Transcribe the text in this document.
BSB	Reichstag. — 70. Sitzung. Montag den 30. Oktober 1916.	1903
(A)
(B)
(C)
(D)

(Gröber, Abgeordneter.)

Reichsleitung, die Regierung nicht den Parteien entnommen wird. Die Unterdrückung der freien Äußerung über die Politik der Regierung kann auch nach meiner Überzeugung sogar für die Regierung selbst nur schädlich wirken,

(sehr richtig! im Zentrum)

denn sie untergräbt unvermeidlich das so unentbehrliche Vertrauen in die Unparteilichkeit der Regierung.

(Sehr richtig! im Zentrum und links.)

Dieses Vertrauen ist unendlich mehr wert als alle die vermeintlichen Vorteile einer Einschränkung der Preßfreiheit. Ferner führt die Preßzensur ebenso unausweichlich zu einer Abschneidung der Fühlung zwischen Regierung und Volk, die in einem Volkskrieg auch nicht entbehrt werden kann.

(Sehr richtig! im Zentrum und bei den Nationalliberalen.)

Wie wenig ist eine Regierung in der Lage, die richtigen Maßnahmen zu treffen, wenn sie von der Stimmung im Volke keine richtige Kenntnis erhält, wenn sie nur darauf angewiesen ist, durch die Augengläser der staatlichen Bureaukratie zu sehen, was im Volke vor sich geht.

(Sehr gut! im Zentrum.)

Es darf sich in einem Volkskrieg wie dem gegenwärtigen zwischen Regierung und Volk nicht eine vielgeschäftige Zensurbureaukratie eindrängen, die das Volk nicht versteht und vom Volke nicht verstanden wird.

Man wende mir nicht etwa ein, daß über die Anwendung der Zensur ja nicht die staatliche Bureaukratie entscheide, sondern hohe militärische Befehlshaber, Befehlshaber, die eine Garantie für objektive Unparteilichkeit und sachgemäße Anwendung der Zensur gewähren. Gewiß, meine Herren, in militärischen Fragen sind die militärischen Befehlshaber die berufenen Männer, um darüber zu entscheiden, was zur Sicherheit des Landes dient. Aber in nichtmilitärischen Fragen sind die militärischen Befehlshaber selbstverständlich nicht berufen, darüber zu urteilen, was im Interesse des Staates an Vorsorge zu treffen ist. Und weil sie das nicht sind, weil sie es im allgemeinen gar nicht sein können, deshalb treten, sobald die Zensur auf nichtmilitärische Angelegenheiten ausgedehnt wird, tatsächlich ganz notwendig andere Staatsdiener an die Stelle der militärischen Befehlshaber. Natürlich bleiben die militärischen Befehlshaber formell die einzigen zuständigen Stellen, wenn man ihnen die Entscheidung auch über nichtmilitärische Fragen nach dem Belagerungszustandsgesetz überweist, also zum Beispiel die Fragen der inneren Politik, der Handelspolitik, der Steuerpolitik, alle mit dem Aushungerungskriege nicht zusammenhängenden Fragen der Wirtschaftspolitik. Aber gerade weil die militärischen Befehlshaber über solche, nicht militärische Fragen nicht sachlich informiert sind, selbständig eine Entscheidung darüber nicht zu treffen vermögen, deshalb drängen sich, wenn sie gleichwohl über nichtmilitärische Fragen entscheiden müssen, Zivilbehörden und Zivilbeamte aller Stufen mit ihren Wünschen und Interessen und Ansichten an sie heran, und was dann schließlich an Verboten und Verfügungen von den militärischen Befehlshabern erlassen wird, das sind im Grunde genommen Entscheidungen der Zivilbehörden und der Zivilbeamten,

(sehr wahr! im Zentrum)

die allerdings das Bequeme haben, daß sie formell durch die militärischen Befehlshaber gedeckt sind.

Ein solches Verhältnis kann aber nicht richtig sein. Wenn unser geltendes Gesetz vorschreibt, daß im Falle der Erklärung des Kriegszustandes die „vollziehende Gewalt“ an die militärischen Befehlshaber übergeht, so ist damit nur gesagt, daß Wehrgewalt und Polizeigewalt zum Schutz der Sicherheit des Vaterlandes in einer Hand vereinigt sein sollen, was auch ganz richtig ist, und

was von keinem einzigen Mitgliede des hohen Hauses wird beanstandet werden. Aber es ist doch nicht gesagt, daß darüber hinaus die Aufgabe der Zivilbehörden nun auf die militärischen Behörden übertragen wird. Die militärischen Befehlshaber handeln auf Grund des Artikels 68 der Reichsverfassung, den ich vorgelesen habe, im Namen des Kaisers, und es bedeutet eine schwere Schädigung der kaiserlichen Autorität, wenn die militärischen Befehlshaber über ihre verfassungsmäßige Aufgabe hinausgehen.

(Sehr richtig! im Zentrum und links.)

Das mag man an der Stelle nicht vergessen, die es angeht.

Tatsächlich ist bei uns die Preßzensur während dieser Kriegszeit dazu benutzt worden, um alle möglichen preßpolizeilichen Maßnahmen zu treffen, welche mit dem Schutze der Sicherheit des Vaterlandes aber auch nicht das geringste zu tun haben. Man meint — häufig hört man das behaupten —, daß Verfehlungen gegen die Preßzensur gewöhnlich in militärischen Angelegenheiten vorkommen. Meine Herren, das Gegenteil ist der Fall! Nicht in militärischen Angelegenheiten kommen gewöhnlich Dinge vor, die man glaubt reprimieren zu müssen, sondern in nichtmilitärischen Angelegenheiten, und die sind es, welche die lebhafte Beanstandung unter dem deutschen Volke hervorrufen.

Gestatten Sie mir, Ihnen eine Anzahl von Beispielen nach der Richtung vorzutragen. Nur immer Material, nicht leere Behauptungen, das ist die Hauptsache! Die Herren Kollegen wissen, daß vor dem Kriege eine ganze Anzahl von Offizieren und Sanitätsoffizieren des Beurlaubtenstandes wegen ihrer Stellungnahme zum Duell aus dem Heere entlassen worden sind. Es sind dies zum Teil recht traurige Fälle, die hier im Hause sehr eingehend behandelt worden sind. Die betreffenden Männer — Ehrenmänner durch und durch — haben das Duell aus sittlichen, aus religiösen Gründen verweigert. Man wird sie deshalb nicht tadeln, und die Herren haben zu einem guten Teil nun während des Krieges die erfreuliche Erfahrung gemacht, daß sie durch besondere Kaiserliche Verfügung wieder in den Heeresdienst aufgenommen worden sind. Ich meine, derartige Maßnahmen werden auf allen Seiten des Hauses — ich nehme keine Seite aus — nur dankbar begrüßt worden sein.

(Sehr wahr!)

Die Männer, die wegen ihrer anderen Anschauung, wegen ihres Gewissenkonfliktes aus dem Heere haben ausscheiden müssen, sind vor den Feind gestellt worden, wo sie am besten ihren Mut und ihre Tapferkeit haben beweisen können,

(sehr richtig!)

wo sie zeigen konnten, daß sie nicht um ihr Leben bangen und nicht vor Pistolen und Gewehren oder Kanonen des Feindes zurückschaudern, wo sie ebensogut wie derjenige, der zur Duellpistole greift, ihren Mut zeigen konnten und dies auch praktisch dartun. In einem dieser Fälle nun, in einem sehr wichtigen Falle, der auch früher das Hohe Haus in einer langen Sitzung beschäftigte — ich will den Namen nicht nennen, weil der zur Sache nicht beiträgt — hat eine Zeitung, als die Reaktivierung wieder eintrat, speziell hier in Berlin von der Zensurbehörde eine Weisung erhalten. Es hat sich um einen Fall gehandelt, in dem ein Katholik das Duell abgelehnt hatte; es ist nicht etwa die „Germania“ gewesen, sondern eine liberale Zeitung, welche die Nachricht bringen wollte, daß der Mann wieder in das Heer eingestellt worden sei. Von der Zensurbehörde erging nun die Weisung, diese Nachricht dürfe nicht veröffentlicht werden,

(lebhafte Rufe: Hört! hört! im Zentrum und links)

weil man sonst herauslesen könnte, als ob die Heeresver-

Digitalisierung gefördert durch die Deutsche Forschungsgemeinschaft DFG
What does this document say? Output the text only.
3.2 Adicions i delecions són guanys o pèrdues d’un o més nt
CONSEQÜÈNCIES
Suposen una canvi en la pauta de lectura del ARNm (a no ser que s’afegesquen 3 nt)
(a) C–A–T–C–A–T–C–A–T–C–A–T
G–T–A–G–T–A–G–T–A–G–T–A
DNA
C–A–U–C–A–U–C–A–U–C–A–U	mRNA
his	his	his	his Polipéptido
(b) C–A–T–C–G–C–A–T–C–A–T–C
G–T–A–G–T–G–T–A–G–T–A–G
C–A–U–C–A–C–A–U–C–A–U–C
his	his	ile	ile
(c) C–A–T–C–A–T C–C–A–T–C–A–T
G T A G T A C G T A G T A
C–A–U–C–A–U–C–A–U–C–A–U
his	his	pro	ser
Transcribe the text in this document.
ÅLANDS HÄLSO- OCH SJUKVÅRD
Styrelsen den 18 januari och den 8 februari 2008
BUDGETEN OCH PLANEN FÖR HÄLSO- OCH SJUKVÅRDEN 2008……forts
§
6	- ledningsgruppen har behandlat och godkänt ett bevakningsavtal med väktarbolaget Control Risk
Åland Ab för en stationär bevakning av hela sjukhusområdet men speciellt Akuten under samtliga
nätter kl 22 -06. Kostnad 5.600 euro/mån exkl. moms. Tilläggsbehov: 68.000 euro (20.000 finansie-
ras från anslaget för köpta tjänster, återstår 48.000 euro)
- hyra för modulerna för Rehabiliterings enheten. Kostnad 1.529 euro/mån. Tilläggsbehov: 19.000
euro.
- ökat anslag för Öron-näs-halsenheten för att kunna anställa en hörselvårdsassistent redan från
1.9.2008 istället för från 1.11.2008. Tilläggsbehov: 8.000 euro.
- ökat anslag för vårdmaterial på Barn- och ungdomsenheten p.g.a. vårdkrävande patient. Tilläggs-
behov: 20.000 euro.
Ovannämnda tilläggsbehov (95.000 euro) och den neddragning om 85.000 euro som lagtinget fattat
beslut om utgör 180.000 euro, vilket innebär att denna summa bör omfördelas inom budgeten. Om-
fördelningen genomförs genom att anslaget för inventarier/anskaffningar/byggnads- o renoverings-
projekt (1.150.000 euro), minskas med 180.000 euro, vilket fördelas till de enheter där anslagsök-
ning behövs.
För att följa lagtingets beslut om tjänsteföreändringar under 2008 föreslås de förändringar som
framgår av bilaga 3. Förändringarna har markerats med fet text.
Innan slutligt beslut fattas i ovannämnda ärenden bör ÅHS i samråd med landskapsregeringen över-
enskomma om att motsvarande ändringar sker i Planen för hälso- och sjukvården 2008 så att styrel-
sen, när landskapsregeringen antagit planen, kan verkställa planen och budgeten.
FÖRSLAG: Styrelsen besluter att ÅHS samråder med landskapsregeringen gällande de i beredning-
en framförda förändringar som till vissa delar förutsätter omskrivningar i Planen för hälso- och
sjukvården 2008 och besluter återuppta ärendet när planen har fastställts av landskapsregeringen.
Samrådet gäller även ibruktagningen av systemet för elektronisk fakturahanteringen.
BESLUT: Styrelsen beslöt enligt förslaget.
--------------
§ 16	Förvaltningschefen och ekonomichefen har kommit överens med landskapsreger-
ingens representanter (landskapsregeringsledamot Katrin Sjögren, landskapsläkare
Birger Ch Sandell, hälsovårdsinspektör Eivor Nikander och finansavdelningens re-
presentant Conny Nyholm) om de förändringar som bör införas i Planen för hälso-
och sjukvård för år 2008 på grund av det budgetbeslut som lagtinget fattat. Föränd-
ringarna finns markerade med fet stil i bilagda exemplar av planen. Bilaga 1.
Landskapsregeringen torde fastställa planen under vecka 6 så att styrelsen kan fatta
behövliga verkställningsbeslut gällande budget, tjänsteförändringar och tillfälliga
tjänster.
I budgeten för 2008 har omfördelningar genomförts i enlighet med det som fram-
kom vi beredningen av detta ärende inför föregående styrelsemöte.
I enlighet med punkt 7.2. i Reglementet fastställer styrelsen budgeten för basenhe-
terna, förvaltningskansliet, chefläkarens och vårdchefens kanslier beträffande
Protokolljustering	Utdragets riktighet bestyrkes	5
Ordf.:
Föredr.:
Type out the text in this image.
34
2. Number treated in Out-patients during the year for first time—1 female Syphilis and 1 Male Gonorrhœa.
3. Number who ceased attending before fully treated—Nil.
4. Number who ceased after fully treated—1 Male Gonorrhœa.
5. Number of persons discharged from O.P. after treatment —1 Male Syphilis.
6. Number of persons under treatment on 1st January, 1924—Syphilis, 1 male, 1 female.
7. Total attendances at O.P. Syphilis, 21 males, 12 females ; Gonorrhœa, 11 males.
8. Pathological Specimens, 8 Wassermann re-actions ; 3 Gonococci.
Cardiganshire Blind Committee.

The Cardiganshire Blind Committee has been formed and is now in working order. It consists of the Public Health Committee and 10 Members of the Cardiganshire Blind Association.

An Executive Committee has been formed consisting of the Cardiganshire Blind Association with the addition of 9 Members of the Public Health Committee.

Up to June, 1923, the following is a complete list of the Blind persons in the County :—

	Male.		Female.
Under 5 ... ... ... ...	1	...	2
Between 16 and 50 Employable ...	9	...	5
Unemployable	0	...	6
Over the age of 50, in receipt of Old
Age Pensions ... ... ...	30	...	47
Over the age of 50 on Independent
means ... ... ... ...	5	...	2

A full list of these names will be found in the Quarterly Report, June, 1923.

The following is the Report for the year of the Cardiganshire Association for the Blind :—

☆ ☆ ☆

For every line of the listing above that contains "Zentrum", add one, and report the final tally with no other words.

7